TEXT -
Nirvana is a handsome, two-story, skylighted, brick-walled restaurant, now ten years old, that lies just outside of what is called Manhattan’s Curry Hill, the streets in the 20s that flank Lexington Avenue and are filled with Indian restaurants and food markets. Like Nirvana’s location, owner Anil Amin is joining a trend to get away from the Mughal menus that once blanketed Indian restaurants from New York to London. That cuisine was rich, its sauces heavy, and the influence of the British Raj was rife in dishes like mulligatawny soup and various curries.
Downstairs at Nirvana is a sleek 14-seat bar and more intimate lounge done in vermillion colors; upstairs is the dining room, where vermilion is also accented along with well-lighted Indian artwork that includes a bas-relief bodhi tree beneath which sits a serene Buddha statuette. Tables are nicely set with double cloths. The lighting throughout is seductively soothing, and the noise level in the restaurant is quite civilized.
Chef Peter Beck has a high profile among NYC chefs, having won praise for his cooking at Chola and Tamarind, and at Nirvana. He is now showcasing more Southern Indian cooking and vegetable dishes.
You can still find mulligatawny and other Mughal dishes at Nirvana, but they are of less interest than the regional fare Beck serves, like a starter of brijwasi tikki ($9;) made with “hung yogurt” that concentrates its taste and texture, blended with ginger and cumin. Chicken 65 ($10) is a hotly spiced South Indian stir fry (below) , and I’ve never before eaten calamari bhajia (above) coated in a spiced batter, fried and served with crisp fritters ($12). Tamer by far was tawa machi, a semolina-crusted whole sea bass ($14); and achari mushrooms in pickled seasonings grilled in the tandoor ($11) made for a nice, if bland, bite at the beginning of the meal. Seared tiger shrimp tadka ($14) came to the table not entirely cooked through, so it was whisked away and made right within minutes.

GIVEN DATA -
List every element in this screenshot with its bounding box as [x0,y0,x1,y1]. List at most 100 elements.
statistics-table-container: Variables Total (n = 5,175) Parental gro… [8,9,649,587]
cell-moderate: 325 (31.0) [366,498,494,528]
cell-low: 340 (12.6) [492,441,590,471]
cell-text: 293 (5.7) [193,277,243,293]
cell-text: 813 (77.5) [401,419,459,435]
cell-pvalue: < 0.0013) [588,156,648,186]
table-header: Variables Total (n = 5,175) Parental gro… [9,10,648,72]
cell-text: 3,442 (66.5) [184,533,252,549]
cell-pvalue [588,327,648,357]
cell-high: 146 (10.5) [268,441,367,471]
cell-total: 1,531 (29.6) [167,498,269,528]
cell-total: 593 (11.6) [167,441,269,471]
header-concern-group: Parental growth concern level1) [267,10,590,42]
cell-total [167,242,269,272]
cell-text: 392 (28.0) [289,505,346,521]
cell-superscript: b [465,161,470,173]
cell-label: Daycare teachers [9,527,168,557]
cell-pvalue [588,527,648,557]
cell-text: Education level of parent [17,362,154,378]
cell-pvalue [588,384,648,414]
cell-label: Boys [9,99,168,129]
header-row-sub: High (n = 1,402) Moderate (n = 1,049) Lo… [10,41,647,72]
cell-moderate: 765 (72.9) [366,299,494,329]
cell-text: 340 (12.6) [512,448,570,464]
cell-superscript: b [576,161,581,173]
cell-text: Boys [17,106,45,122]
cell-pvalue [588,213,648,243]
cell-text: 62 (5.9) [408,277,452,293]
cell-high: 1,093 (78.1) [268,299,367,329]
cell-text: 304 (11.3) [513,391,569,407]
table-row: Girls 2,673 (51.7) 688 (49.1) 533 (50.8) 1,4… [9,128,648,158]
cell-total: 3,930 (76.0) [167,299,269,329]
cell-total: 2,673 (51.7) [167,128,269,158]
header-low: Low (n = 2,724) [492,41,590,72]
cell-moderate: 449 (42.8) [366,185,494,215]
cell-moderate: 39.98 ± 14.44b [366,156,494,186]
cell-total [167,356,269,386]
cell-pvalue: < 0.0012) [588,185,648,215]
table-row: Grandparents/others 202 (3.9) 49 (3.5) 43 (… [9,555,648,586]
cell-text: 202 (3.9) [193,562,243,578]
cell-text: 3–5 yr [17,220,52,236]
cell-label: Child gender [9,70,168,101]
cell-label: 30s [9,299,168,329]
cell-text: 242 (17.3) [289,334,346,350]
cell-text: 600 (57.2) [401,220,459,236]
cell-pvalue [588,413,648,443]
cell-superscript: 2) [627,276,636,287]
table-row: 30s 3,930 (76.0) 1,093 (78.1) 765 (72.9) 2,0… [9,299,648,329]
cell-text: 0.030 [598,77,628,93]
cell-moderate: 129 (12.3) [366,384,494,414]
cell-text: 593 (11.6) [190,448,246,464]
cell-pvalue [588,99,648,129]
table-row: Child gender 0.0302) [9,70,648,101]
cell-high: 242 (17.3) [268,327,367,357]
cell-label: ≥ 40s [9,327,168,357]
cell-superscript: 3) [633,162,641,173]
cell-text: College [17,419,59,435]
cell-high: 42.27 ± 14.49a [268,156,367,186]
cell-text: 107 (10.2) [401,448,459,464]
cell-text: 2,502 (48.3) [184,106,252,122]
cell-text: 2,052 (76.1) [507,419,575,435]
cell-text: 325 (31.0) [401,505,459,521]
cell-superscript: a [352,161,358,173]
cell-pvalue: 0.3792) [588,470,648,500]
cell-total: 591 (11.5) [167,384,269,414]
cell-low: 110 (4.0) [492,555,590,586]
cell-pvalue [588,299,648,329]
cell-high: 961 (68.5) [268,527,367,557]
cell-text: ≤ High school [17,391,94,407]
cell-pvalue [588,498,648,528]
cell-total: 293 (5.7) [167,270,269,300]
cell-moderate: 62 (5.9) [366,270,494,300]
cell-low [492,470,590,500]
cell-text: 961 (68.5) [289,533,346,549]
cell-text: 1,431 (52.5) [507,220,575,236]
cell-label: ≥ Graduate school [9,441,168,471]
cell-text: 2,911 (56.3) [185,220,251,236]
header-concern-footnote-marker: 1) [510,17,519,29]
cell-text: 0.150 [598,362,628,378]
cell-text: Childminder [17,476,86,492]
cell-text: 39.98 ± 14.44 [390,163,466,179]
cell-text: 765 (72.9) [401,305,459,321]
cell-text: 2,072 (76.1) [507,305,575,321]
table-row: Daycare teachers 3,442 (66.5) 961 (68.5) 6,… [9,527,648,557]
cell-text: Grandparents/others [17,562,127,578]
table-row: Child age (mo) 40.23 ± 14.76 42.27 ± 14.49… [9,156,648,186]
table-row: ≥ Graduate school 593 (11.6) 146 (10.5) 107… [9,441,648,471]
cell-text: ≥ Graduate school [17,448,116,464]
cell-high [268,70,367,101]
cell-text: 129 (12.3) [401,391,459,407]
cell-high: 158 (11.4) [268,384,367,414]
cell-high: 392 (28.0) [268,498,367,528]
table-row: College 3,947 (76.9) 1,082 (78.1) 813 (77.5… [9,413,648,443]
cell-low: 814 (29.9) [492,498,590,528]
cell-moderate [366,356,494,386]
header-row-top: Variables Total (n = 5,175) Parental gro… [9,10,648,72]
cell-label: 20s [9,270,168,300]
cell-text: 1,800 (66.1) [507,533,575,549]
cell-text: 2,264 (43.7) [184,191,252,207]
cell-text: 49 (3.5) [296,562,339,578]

PROBLEMS TO WORK ON -
A: Answer these from the Nirvana review, one line each:
(i) How many seats does the downstairs bar have?
(ii) At which two restaurants besides Nirvana did Chef Peter Beck win praise for his cooking?
(iii) What is the price of the tawa machi?
B: Retype the part of the Nirvana review starting with "Nirvana is a handsome, two-story, skylighted, brick-walled" and going on through "and various curries.".

IN RESPONSE -
A:
(i) 14
(ii) Chola and Tamarind
(iii) $14

B:
Nirvana is a handsome, two-story, skylighted, brick-walled restaurant, now ten years old, that lies just outside of what is called Manhattan’s Curry Hill, the streets in the 20s that flank Lexington Avenue and are filled with Indian restaurants and food markets. Like Nirvana’s location, owner Anil Amin is joining a trend to get away from the Mughal menus that once blanketed Indian restaurants from New York to London. That cuisine was rich, its sauces heavy, and the influence of the British Raj was rife in dishes like mulligatawny soup and various curries.